Given task: Determine how many lines of the data below contain "конце", then give only that number.
** START Supplied records **
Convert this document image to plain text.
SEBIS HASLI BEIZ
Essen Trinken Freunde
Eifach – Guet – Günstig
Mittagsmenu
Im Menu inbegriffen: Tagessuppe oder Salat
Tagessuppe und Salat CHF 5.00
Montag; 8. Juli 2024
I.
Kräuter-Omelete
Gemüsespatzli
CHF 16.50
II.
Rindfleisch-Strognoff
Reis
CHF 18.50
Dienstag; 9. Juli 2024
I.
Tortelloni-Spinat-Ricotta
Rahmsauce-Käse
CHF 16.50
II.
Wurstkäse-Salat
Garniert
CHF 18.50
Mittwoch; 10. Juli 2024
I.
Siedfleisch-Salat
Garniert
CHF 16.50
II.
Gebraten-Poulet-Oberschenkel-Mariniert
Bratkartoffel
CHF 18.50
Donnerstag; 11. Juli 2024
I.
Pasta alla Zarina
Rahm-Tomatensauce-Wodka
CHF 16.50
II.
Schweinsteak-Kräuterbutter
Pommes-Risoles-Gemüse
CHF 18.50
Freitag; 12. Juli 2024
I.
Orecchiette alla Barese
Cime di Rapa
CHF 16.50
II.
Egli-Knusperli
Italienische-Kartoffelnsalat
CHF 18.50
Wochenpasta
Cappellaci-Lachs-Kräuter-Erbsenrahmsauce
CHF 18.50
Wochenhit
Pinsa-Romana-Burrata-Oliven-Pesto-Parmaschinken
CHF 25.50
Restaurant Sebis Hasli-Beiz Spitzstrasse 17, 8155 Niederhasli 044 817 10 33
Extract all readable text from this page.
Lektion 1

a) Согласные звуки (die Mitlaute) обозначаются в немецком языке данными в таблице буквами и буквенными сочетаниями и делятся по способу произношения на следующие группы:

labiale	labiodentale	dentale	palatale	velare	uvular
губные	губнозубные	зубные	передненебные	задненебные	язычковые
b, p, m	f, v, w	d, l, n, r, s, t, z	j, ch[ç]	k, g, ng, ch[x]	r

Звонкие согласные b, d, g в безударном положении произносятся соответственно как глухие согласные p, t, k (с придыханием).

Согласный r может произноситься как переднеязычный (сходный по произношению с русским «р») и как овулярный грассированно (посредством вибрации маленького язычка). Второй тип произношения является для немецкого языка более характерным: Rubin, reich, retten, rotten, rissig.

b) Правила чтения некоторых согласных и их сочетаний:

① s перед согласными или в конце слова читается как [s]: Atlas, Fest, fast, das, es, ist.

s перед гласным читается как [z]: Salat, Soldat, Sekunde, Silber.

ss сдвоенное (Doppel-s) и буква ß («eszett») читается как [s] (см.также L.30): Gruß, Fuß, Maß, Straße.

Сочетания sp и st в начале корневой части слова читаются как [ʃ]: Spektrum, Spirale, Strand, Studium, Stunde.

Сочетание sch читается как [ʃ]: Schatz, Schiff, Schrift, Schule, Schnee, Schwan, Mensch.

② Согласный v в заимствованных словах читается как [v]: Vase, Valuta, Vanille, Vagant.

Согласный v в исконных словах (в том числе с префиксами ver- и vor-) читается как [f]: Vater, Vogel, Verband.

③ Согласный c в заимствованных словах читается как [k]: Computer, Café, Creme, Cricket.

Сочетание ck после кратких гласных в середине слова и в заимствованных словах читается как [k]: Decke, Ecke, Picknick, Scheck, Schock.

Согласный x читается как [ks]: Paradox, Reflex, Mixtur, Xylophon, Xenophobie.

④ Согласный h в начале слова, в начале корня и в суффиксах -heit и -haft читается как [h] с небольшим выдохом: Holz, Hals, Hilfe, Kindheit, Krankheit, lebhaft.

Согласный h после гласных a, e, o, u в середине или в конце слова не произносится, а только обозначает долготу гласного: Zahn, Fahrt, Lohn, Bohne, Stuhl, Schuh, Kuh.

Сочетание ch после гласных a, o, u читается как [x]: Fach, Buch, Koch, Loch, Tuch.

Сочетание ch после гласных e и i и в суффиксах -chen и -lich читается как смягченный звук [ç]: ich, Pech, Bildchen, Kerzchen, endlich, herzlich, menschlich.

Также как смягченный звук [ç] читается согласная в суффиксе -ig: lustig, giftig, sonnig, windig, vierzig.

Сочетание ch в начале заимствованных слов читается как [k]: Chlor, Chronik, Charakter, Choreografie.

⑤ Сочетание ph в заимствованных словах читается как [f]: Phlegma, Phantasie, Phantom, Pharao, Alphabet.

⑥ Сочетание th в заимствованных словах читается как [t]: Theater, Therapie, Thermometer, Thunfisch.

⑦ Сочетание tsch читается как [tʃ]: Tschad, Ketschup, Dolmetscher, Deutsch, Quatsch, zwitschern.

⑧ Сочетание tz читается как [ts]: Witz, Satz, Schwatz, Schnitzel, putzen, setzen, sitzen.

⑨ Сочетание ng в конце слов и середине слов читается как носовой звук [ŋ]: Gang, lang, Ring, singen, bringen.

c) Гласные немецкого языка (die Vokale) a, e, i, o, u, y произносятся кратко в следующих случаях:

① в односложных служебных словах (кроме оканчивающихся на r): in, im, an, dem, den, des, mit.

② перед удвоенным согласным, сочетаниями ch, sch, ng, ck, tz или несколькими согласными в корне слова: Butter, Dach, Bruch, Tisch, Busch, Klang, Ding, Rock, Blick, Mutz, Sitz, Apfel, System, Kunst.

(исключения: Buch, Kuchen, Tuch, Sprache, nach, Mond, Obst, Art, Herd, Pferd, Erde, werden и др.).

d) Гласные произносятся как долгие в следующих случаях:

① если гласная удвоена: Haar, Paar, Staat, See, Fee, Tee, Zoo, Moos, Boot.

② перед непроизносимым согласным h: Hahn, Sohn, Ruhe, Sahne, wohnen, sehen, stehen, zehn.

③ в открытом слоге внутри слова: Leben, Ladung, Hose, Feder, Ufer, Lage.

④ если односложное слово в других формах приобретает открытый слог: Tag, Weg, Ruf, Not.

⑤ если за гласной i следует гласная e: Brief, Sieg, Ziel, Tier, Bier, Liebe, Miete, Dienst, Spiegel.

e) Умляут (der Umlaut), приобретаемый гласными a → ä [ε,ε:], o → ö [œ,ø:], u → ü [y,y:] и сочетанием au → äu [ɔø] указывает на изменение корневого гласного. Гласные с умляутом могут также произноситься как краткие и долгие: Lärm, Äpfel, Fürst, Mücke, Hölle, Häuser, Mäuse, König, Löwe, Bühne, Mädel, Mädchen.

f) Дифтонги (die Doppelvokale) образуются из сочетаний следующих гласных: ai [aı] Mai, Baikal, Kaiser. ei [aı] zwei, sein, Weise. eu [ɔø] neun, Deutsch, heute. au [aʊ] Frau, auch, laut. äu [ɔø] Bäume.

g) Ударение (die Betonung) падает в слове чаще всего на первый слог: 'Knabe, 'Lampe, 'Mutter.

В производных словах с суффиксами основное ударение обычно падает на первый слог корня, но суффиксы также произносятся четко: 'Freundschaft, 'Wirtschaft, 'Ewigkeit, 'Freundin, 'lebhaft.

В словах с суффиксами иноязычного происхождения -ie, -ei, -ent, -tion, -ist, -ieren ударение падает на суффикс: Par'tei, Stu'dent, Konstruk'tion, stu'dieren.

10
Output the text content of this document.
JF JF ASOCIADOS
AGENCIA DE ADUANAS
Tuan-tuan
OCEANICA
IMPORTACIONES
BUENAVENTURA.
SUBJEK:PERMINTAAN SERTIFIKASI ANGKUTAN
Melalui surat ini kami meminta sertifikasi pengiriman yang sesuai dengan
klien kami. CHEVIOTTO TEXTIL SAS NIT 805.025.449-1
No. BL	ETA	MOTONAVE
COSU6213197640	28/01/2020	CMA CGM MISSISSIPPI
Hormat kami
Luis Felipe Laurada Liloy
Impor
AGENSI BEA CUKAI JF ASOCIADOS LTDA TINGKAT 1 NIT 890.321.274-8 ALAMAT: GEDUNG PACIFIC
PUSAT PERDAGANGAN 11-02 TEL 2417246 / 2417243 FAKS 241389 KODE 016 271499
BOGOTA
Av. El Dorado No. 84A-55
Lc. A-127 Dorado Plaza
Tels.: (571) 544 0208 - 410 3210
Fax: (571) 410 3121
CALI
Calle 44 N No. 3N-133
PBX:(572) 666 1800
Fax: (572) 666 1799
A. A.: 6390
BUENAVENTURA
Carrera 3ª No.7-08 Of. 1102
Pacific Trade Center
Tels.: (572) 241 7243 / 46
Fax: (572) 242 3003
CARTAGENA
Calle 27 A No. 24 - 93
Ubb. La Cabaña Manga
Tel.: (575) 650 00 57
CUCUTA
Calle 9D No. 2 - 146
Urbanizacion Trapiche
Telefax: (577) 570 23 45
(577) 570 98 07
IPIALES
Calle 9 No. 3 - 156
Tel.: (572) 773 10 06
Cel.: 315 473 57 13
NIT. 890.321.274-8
** END Supplied records **
Finished answer: 3